- **Problem**:
Copy every line from the records below that holds the word "module".

- **Records shown**:
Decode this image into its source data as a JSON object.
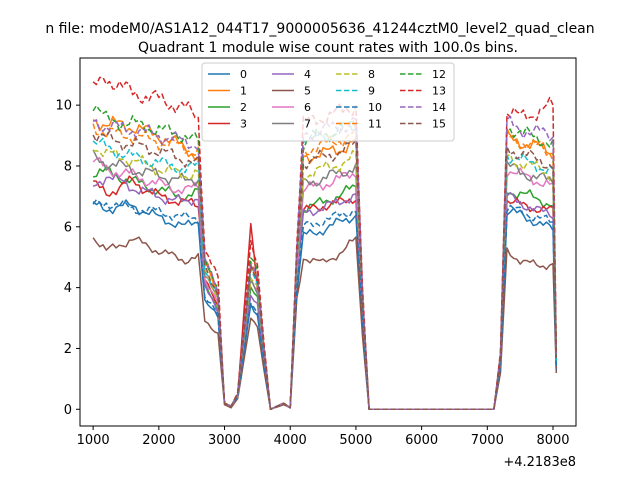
{
  "header": {
    "suptitle": "n file: modeM0/AS1A12_044T17_9000005636_41244cztM0_level2_quad_clean",
    "title": "Quadrant 1 module wise count rates with 100.0s bins."
  },
  "chart_data": {
    "type": "line",
    "title": "Quadrant 1 module wise count rates with 100.0s bins.",
    "xlabel": "",
    "ylabel": "",
    "x_offset_label": "+4.2183e8",
    "xlim": [
      800,
      8350
    ],
    "ylim": [
      -0.55,
      11.55
    ],
    "xticks": [
      1000,
      2000,
      3000,
      4000,
      5000,
      6000,
      7000,
      8000
    ],
    "yticks": [
      0,
      2,
      4,
      6,
      8,
      10
    ],
    "grid": false,
    "legend_position": "top-center",
    "legend_columns": 4,
    "breakpoints_x": [
      1000,
      1200,
      1600,
      2000,
      2400,
      2600,
      2700,
      2900,
      3000,
      3100,
      3200,
      3400,
      3500,
      3600,
      3700,
      3900,
      4000,
      4100,
      4200,
      4500,
      4800,
      5000,
      5100,
      5200,
      7100,
      7200,
      7300,
      7500,
      7800,
      8000,
      8050
    ],
    "note": "Dense 100 s bins; series values below are given at breakpoint times and interpolated between them.",
    "series": [
      {
        "name": "0",
        "color": "#1f77b4",
        "dash": false,
        "values": [
          6.7,
          6.6,
          6.7,
          6.3,
          6.0,
          6.2,
          3.6,
          3.0,
          0.2,
          0.1,
          0.4,
          3.4,
          3.1,
          1.5,
          0.0,
          0.2,
          0.05,
          3.8,
          5.7,
          5.9,
          6.2,
          6.4,
          2.8,
          0.0,
          0.0,
          1.4,
          6.5,
          6.4,
          6.1,
          5.9,
          1.2
        ]
      },
      {
        "name": "1",
        "color": "#ff7f0e",
        "dash": false,
        "values": [
          9.5,
          9.4,
          9.3,
          9.0,
          8.6,
          8.3,
          4.8,
          3.8,
          0.2,
          0.1,
          0.5,
          4.8,
          4.3,
          2.0,
          0.0,
          0.2,
          0.05,
          5.0,
          8.3,
          8.4,
          8.6,
          8.8,
          3.6,
          0.0,
          0.0,
          1.7,
          8.9,
          8.8,
          8.6,
          8.5,
          1.8
        ]
      },
      {
        "name": "2",
        "color": "#2ca02c",
        "dash": false,
        "values": [
          7.8,
          7.8,
          7.5,
          7.2,
          7.0,
          7.1,
          4.2,
          3.3,
          0.2,
          0.1,
          0.4,
          4.0,
          3.6,
          1.7,
          0.0,
          0.2,
          0.05,
          4.3,
          6.6,
          6.8,
          7.1,
          7.3,
          3.1,
          0.0,
          0.0,
          1.5,
          7.2,
          7.1,
          6.9,
          6.7,
          1.4
        ]
      },
      {
        "name": "3",
        "color": "#d62728",
        "dash": false,
        "values": [
          7.4,
          7.1,
          7.5,
          7.0,
          6.8,
          6.7,
          4.4,
          3.3,
          0.2,
          0.1,
          0.5,
          6.0,
          4.0,
          1.8,
          0.0,
          0.2,
          0.05,
          4.6,
          6.5,
          6.7,
          6.8,
          7.0,
          3.0,
          0.0,
          0.0,
          1.5,
          6.9,
          6.7,
          6.6,
          6.5,
          1.3
        ]
      },
      {
        "name": "4",
        "color": "#9467bd",
        "dash": false,
        "values": [
          7.3,
          7.7,
          7.3,
          7.0,
          6.8,
          7.0,
          4.0,
          3.2,
          0.2,
          0.1,
          0.4,
          3.8,
          3.5,
          1.6,
          0.0,
          0.2,
          0.05,
          4.2,
          6.5,
          6.6,
          6.9,
          7.0,
          3.0,
          0.0,
          0.0,
          1.5,
          7.0,
          6.8,
          6.5,
          6.4,
          1.4
        ]
      },
      {
        "name": "5",
        "color": "#8c564b",
        "dash": false,
        "values": [
          5.7,
          5.2,
          5.6,
          5.2,
          4.9,
          5.0,
          2.9,
          2.5,
          0.15,
          0.05,
          0.35,
          3.0,
          2.7,
          1.3,
          0.0,
          0.15,
          0.05,
          3.6,
          5.0,
          4.8,
          5.2,
          5.6,
          2.4,
          0.0,
          0.0,
          1.2,
          5.2,
          4.9,
          4.7,
          4.8,
          1.2
        ]
      },
      {
        "name": "6",
        "color": "#e377c2",
        "dash": false,
        "values": [
          8.2,
          7.9,
          7.7,
          7.4,
          7.2,
          7.3,
          4.3,
          3.5,
          0.2,
          0.1,
          0.4,
          4.2,
          3.8,
          1.8,
          0.0,
          0.2,
          0.05,
          4.6,
          7.2,
          7.4,
          7.6,
          7.8,
          3.3,
          0.0,
          0.0,
          1.6,
          7.9,
          7.7,
          7.5,
          7.3,
          1.5
        ]
      },
      {
        "name": "7",
        "color": "#7f7f7f",
        "dash": false,
        "values": [
          8.3,
          8.1,
          7.9,
          7.7,
          7.5,
          7.6,
          4.4,
          3.6,
          0.2,
          0.1,
          0.45,
          4.3,
          3.9,
          1.8,
          0.0,
          0.2,
          0.05,
          4.7,
          7.4,
          7.6,
          7.8,
          8.0,
          3.4,
          0.0,
          0.0,
          1.6,
          8.0,
          7.8,
          7.6,
          7.5,
          1.5
        ]
      },
      {
        "name": "8",
        "color": "#bcbd22",
        "dash": true,
        "values": [
          8.7,
          8.4,
          8.2,
          7.9,
          7.7,
          7.8,
          4.5,
          3.7,
          0.2,
          0.1,
          0.45,
          4.4,
          4.0,
          1.9,
          0.0,
          0.2,
          0.05,
          4.8,
          7.7,
          7.9,
          8.1,
          8.3,
          3.5,
          0.0,
          0.0,
          1.6,
          8.3,
          8.1,
          7.9,
          7.7,
          1.6
        ]
      },
      {
        "name": "9",
        "color": "#17becf",
        "dash": true,
        "values": [
          8.8,
          8.6,
          8.3,
          8.1,
          7.9,
          8.0,
          4.6,
          3.8,
          0.2,
          0.1,
          0.45,
          4.5,
          4.1,
          1.9,
          0.0,
          0.2,
          0.05,
          4.9,
          8.8,
          9.0,
          9.2,
          9.3,
          3.7,
          0.0,
          0.0,
          1.7,
          8.4,
          8.2,
          8.0,
          7.8,
          1.6
        ]
      },
      {
        "name": "10",
        "color": "#1f77b4",
        "dash": true,
        "values": [
          6.7,
          6.8,
          6.6,
          6.5,
          6.3,
          6.3,
          3.7,
          3.1,
          0.2,
          0.1,
          0.4,
          3.5,
          3.2,
          1.5,
          0.0,
          0.2,
          0.05,
          4.0,
          6.0,
          6.2,
          6.4,
          6.6,
          2.9,
          0.0,
          0.0,
          1.4,
          6.6,
          6.5,
          6.3,
          6.1,
          1.3
        ]
      },
      {
        "name": "11",
        "color": "#ff7f0e",
        "dash": true,
        "values": [
          9.3,
          9.1,
          9.0,
          8.8,
          8.6,
          8.5,
          4.9,
          3.9,
          0.2,
          0.1,
          0.5,
          4.9,
          4.4,
          2.0,
          0.0,
          0.2,
          0.05,
          5.1,
          8.5,
          8.7,
          8.9,
          9.1,
          3.7,
          0.0,
          0.0,
          1.8,
          9.0,
          8.8,
          8.6,
          8.4,
          1.8
        ]
      },
      {
        "name": "12",
        "color": "#2ca02c",
        "dash": true,
        "values": [
          10.1,
          9.5,
          9.4,
          9.2,
          9.0,
          8.8,
          5.0,
          4.0,
          0.2,
          0.1,
          0.5,
          5.0,
          4.5,
          2.1,
          0.0,
          0.2,
          0.05,
          5.2,
          8.8,
          9.0,
          9.2,
          9.4,
          3.8,
          0.0,
          0.0,
          1.8,
          9.3,
          9.1,
          8.9,
          8.7,
          1.8
        ]
      },
      {
        "name": "13",
        "color": "#d62728",
        "dash": true,
        "values": [
          10.5,
          10.9,
          10.4,
          10.2,
          9.9,
          9.6,
          5.3,
          4.3,
          0.2,
          0.1,
          0.55,
          5.4,
          4.8,
          2.2,
          0.0,
          0.2,
          0.05,
          5.5,
          9.4,
          9.6,
          9.8,
          10.0,
          4.0,
          0.0,
          0.0,
          1.9,
          9.8,
          9.6,
          9.8,
          10.0,
          1.9
        ]
      },
      {
        "name": "14",
        "color": "#9467bd",
        "dash": true,
        "values": [
          9.5,
          9.3,
          9.2,
          9.0,
          8.8,
          8.7,
          4.9,
          3.9,
          0.2,
          0.1,
          0.5,
          4.9,
          4.4,
          2.0,
          0.0,
          0.2,
          0.05,
          5.1,
          9.0,
          9.2,
          9.3,
          9.5,
          3.8,
          0.0,
          0.0,
          1.8,
          9.4,
          9.2,
          9.1,
          9.0,
          1.8
        ]
      },
      {
        "name": "15",
        "color": "#8c564b",
        "dash": true,
        "values": [
          9.1,
          8.9,
          8.7,
          8.5,
          8.2,
          8.1,
          4.7,
          3.8,
          0.2,
          0.1,
          0.5,
          4.7,
          4.2,
          1.9,
          0.0,
          0.2,
          0.05,
          5.0,
          8.1,
          8.3,
          8.5,
          8.7,
          3.6,
          0.0,
          0.0,
          1.7,
          8.6,
          8.4,
          8.2,
          8.0,
          1.7
        ]
      }
    ]
  }
}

- **Solution for this task**:
    "title": "Quadrant 1 module wise count rates with 100.0s bins."
    "title": "Quadrant 1 module wise count rates with 100.0s bins.",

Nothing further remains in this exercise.